## THE TASK
Copy every line of the data that includes the string "paragraf".

[A run of records]
-------
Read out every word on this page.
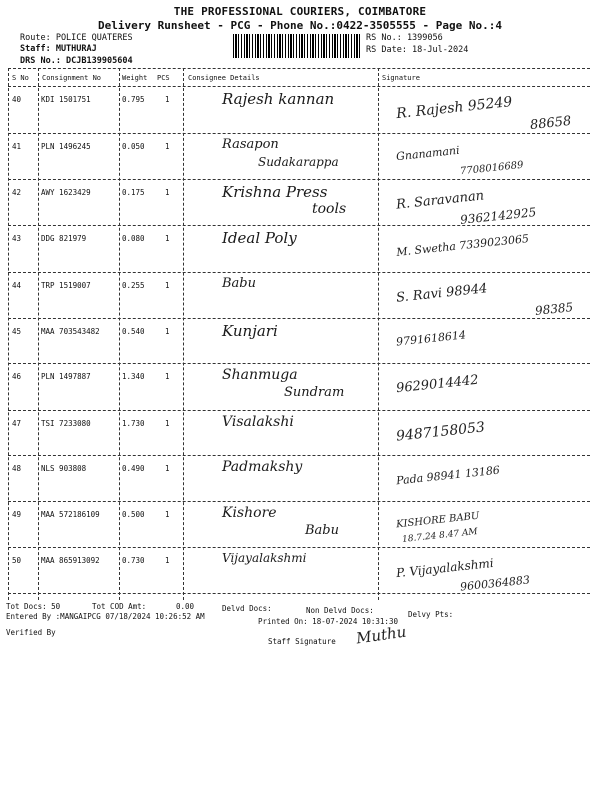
THE PROFESSIONAL COURIERS, COIMBATORE
Delivery Runsheet - PCG - Phone No.:0422-3505555 - Page No.:4
Route: POLICE QUATERES
Staff: MUTHURAJ
DRS No.: DCJB139905604
RS No.: 1399056
RS Date: 18-Jul-2024
S No Consignment No	Weight PCS	Consignee Details	Signature
40	KDI 1501751	0.795	1	Rajesh kannan	R. Rajesh 95249
88658
41	PLN 1496245	0.050	1	Rasapon
Sudakarappa	Gnanamani
7708016689
42	AWY 1623429	0.175	1	Krishna Press
tools	R. Saravanan
9362142925
43	DDG 821979	0.080	1	Ideal Poly	M. Swetha 7339023065
44	TRP 1519007	0.255	1	Babu	S. Ravi 98944
98385
45	MAA 703543482	0.540	1	Kunjari	9791618614
46	PLN 1497887	1.340	1	Shanmuga
Sundram	9629014442
47	TSI 7233080	1.730	1	Visalakshi	9487158053
48	NLS 903808	0.490	1	Padmakshy	Pada 98941 13186
49	MAA 572186109	0.500	1	Kishore
Babu
KISHORE BABU
18.7.24 8.47 AM
50	MAA 865913092	0.730	1	Vijayalakshmi	P. Vijayalakshmi
9600364883
Tot Docs: 50	Tot COD Amt:	0.00	Delvd Docs:	Non Delvd Docs:	Delvy Pts:
Entered By :MANGAIPCG 07/18/2024 10:26:52 AM
Printed On: 18-07-2024 10:31:30
Verified By
Staff Signature Muthu
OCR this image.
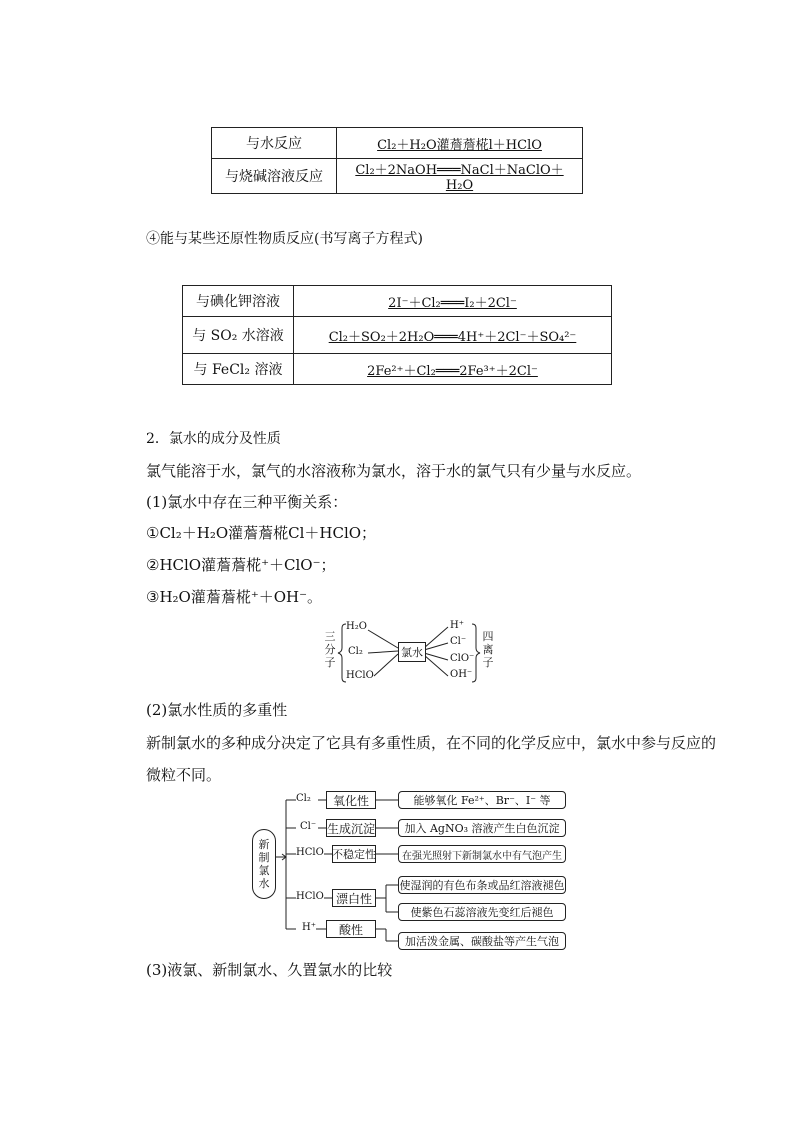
与水反应	Cl₂＋H₂O灌薝薝椛l＋HClO
与烧碱溶液反应	Cl₂＋2NaOH═══NaCl＋NaClO＋H₂O
④能与某些还原性物质反应(书写离子方程式)
与碘化钾溶液	2I⁻＋Cl₂═══I₂＋2Cl⁻
与 SO₂ 水溶液	Cl₂＋SO₂＋2H₂O═══4H⁺＋2Cl⁻＋SO₄²⁻
与 FeCl₂ 溶液	2Fe²⁺＋Cl₂═══2Fe³⁺＋2Cl⁻
2．氯水的成分及性质
氯气能溶于水，氯气的水溶液称为氯水，溶于水的氯气只有少量与水反应。
(1)氯水中存在三种平衡关系：
①Cl₂＋H₂O灌薝薝椛Cl＋HClO；
②HClO灌薝薝椛⁺＋ClO⁻；
③H₂O灌薝薝椛⁺＋OH⁻。
三分子
H₂O
Cl₂
HClO
氯水
H⁺
Cl⁻
ClO⁻
OH⁻
四离子
(2)氯水性质的多重性
新制氯水的多种成分决定了它具有多重性质，在不同的化学反应中，氯水中参与反应的
微粒不同。
新制氯水
Cl₂	氧化性	能够氧化 Fe²⁺、Br⁻、I⁻ 等
Cl⁻ 生成沉淀	加入 AgNO₃ 溶液产生白色沉淀
HClO 不稳定性	在强光照射下新制氯水中有气泡产生
HClO	漂白性
使湿润的有色布条或品红溶液褪色
使紫色石蕊溶液先变红后褪色
H⁺	酸性
加活泼金属、碳酸盐等产生气泡
(3)液氯、新制氯水、久置氯水的比较
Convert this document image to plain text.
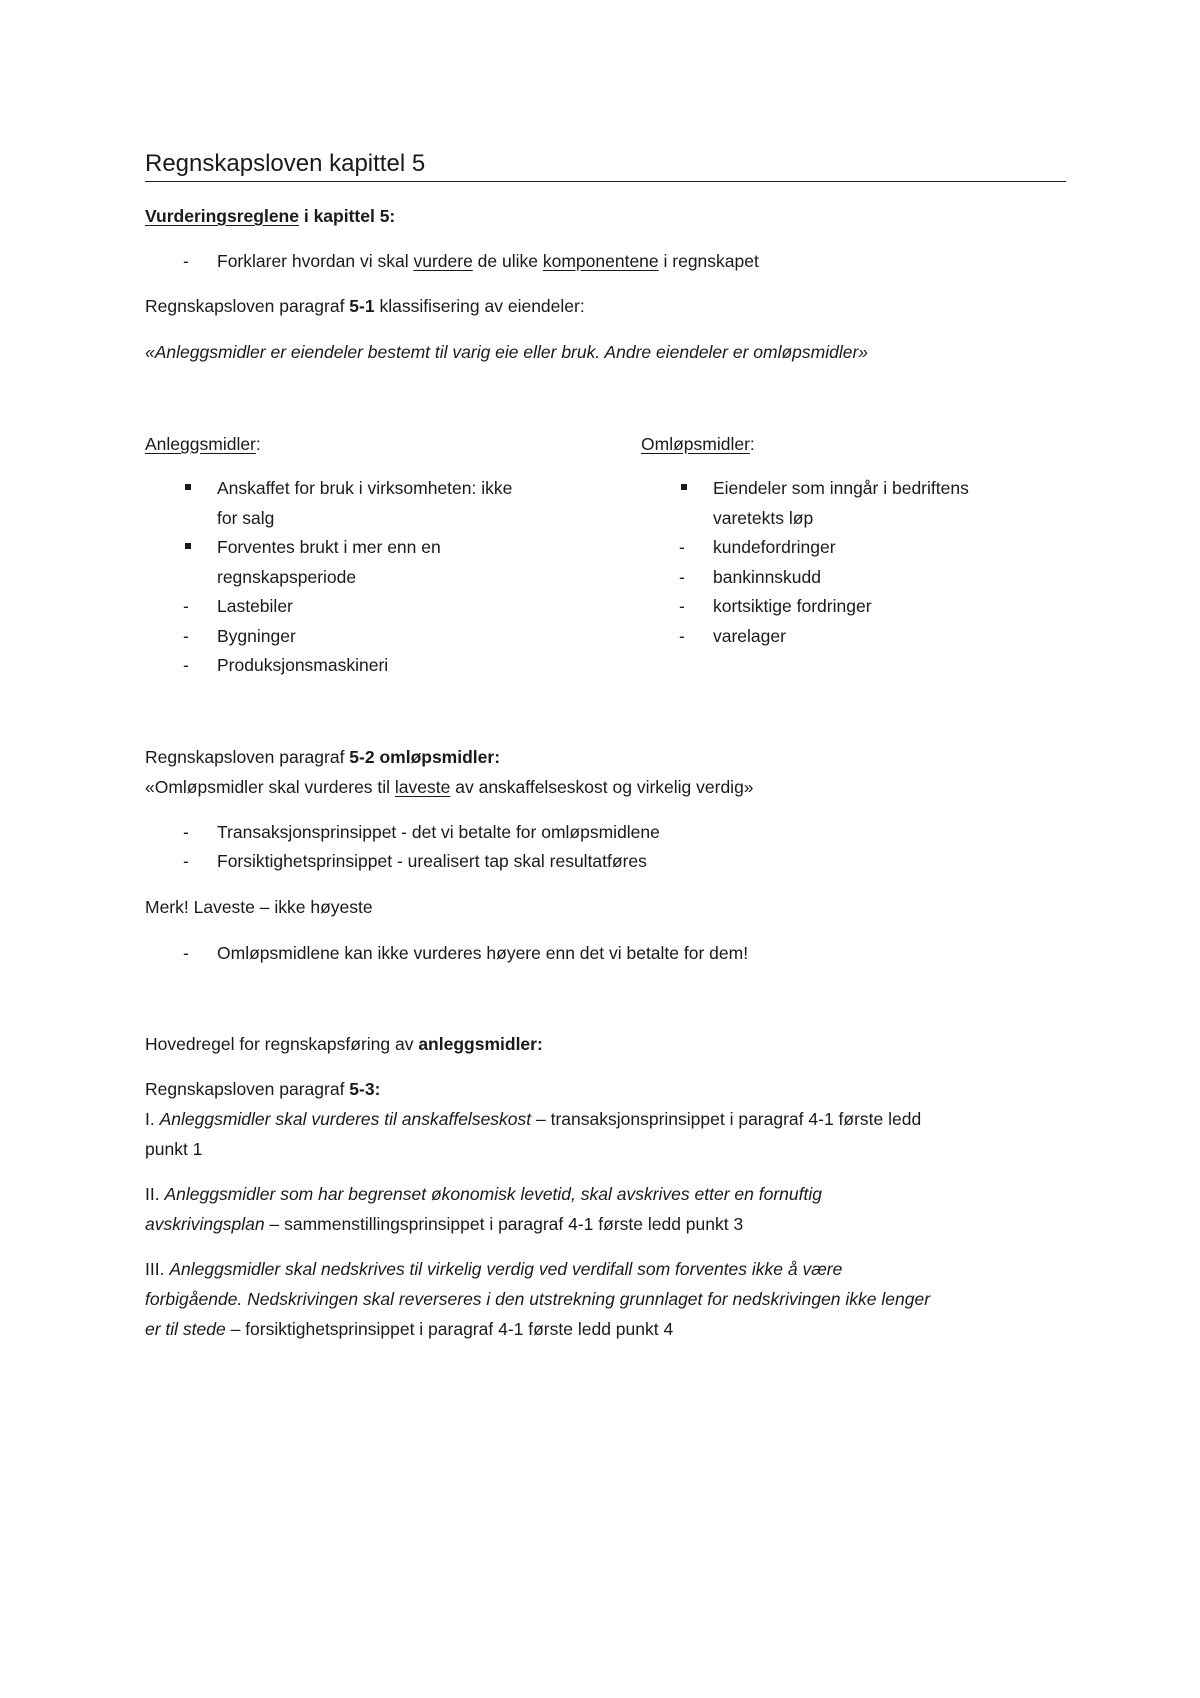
Regnskapsloven kapittel 5
Vurderingsreglene i kapittel 5:
-	Forklarer hvordan vi skal vurdere de ulike komponentene i regnskapet
Regnskapsloven paragraf 5-1 klassifisering av eiendeler:
«Anleggsmidler er eiendeler bestemt til varig eie eller bruk. Andre eiendeler er omløpsmidler»
Anleggsmidler:
Anskaffet for bruk i virksomheten: ikke
for salg
Forventes brukt i mer enn en
regnskapsperiode
-	Lastebiler
-	Bygninger
-	Produksjonsmaskineri
Omløpsmidler:
Eiendeler som inngår i bedriftens
varetekts løp
-	kundefordringer
-	bankinnskudd
-	kortsiktige fordringer
-	varelager
Regnskapsloven paragraf 5-2 omløpsmidler:
«Omløpsmidler skal vurderes til laveste av anskaffelseskost og virkelig verdig»
-	Transaksjonsprinsippet - det vi betalte for omløpsmidlene
-	Forsiktighetsprinsippet - urealisert tap skal resultatføres
Merk! Laveste – ikke høyeste
-	Omløpsmidlene kan ikke vurderes høyere enn det vi betalte for dem!
Hovedregel for regnskapsføring av anleggsmidler:
Regnskapsloven paragraf 5-3:
I. Anleggsmidler skal vurderes til anskaffelseskost – transaksjonsprinsippet i paragraf 4-1 første ledd
punkt 1
II. Anleggsmidler som har begrenset økonomisk levetid, skal avskrives etter en fornuftig
avskrivingsplan – sammenstillingsprinsippet i paragraf 4-1 første ledd punkt 3
III. Anleggsmidler skal nedskrives til virkelig verdig ved verdifall som forventes ikke å være
forbigående. Nedskrivingen skal reverseres i den utstrekning grunnlaget for nedskrivingen ikke lenger
er til stede – forsiktighetsprinsippet i paragraf 4-1 første ledd punkt 4
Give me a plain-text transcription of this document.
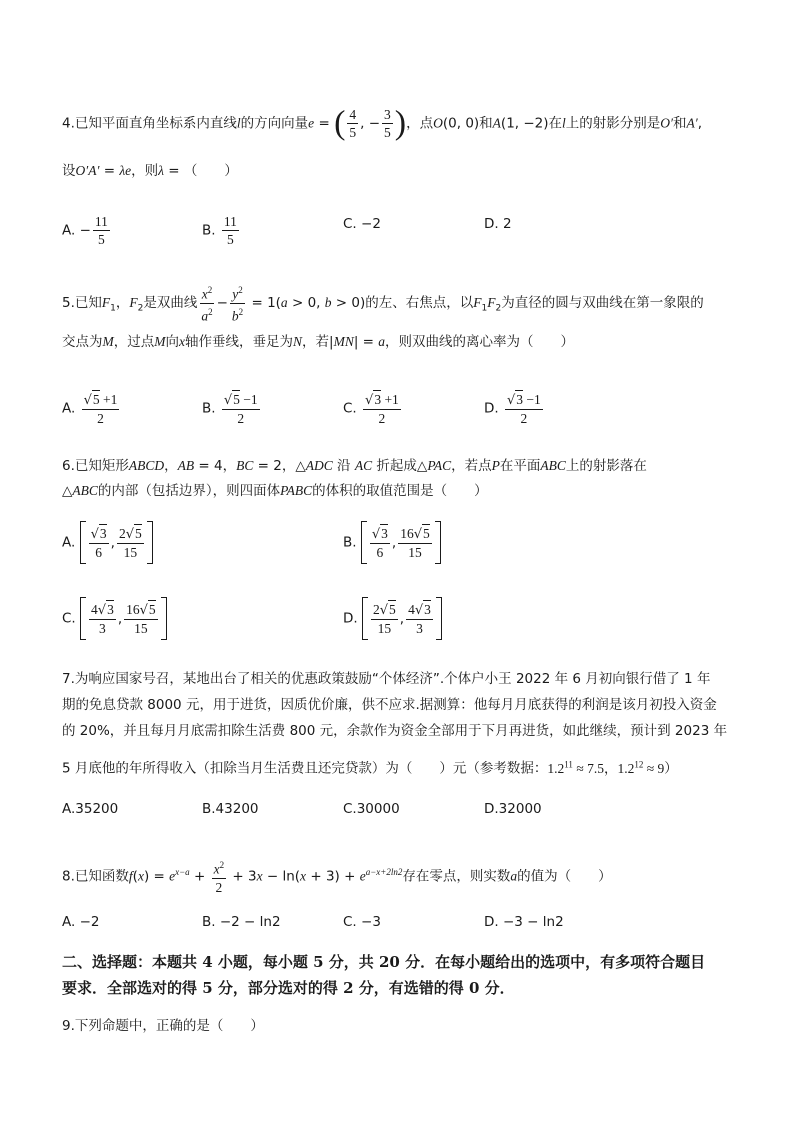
4.已知平面直角坐标系内直线l的方向向量e = ( $\frac{4}{5}$ , − $\frac{3}{5}$ )，点O(0, 0)和A(1, −2)在l上的射影分别是O′和A′,
设O′A′ = λe，则λ = （　　）
A. − $\frac{11}{5}$	B. $\frac{11}{5}$	C. −2	D. 2
5.已知$F_1$，$F_2$是双曲线 $\frac{x^2}{a^2} - \frac{y^2}{b^2} = 1(a > 0$, b > 0)的左、右焦点，以$F_1F_2$为直径的圆与双曲线在第一象限的
交点为M，过点M向x轴作垂线，垂足为N，若|MN| = a，则双曲线的离心率为（　　）
A. $\frac{√5 +1}{2}$	B. $\frac{√5 -1}{2}$	C. $\frac{√3 +1}{2}$	D. $\frac{√3 -1}{2}$
6.已知矩形ABCD，AB = 4，BC = 2，△ADC 沿 AC 折起成△PAC，若点P在平面ABC上的射影落在
△ABC的内部（包括边界），则四面体PABC的体积的取值范围是（　　）
A. $\frac{√3}{6}$ , $\frac{2√5}{15}$	B. $\frac{√3}{6}$ , $\frac{16√5}{15}$
C. $\frac{4√3}{3}$ , $\frac{16√5}{15}$	D. $\frac{2√5}{15}$ , $\frac{4√3}{3}$
7.为响应国家号召，某地出台了相关的优惠政策鼓励“个体经济”.个体户小王 2022 年 6 月初向银行借了 1 年
期的免息贷款 8000 元，用于进货，因质优价廉，供不应求.据测算：他每月月底获得的利润是该月初投入资金
的 20%，并且每月月底需扣除生活费 800 元，余款作为资金全部用于下月再进货，如此继续，预计到 2023 年
5 月底他的年所得收入（扣除当月生活费且还完贷款）为（　　）元（参考数据：$1.2^{11} \approx 7.5$，$1.2^{12} \approx 9$）
A.35200	B.43200	C.30000	D.32000
8.已知函数$f(x) = e^{x-a} + \frac{x^2}{2} + 3x - \ln(x + 3) + e^{a-x+2ln2}$存在零点，则实数a的值为（　　）
A. −2	B. −2 − ln2	C. −3	D. −3 − ln2
二、选择题：本题共 4 小题，每小题 5 分，共 20 分．在每小题给出的选项中，有多项符合题目
要求．全部选对的得 5 分，部分选对的得 2 分，有选错的得 0 分．
9.下列命题中，正确的是（　　）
-------
## RESULT FOR THIS EXERCISE
Regnskapsloven paragraf 5-1 klassifisering av eiendeler:
Regnskapsloven paragraf 5-2 omløpsmidler:
Regnskapsloven paragraf 5-3:
I. Anleggsmidler skal vurderes til anskaffelseskost – transaksjonsprinsippet i paragraf 4-1 første ledd
avskrivingsplan – sammenstillingsprinsippet i paragraf 4-1 første ledd punkt 3
er til stede – forsiktighetsprinsippet i paragraf 4-1 første ledd punkt 4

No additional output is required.